* _RECORDS FOR THE TASK_:
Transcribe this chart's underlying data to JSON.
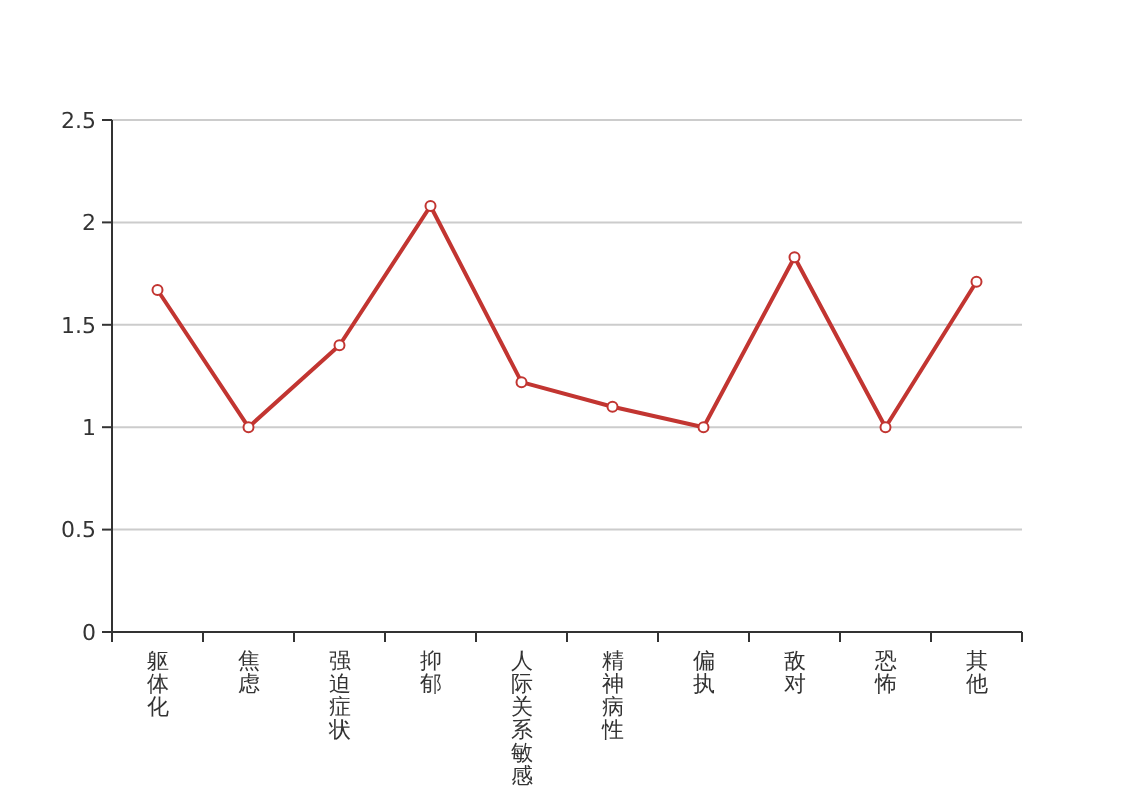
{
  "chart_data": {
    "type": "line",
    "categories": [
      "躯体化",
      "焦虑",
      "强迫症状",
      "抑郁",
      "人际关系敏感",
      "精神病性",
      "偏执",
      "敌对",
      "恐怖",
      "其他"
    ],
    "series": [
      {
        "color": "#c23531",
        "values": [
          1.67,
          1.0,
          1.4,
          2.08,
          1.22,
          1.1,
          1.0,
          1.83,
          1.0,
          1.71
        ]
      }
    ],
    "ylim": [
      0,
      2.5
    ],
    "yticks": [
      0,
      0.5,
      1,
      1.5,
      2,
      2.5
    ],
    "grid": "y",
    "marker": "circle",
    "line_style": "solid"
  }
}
---
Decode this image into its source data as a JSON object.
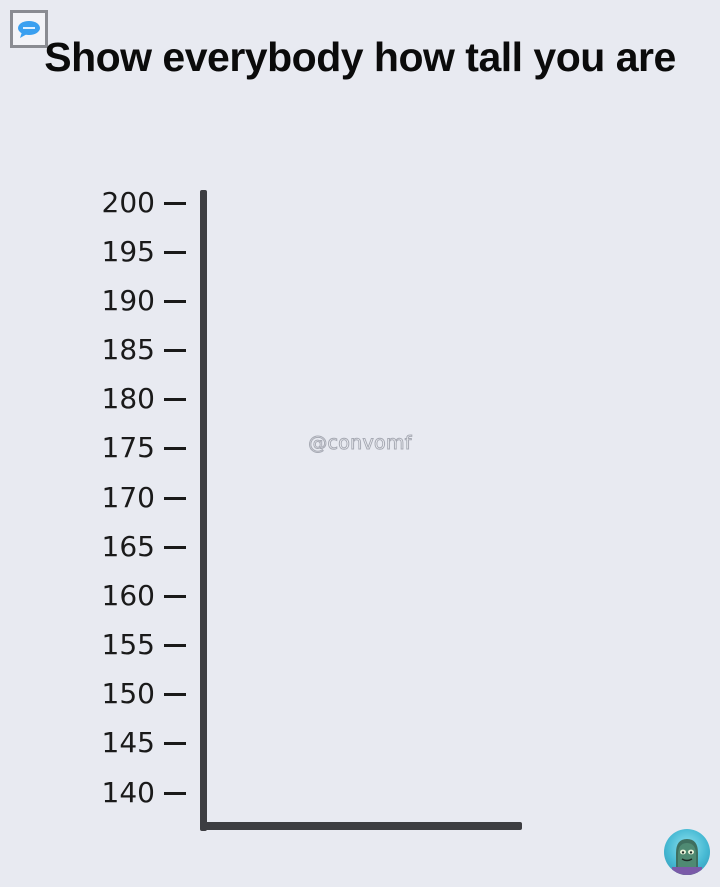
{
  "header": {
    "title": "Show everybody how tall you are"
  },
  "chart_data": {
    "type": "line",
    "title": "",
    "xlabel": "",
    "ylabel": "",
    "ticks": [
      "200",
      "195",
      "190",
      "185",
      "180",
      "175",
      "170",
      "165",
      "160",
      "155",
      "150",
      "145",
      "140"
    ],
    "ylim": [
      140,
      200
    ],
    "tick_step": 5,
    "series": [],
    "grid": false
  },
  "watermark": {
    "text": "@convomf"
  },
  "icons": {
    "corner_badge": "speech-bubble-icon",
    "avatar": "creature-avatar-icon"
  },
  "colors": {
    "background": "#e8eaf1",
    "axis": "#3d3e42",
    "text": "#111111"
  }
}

* _TASK OBJECTIVE_: In the records, locate each line holding the string "title" and copy it.

* _EXERCISE SOLUTION_:
    "title": "Show everybody how tall you are"
    "title": "",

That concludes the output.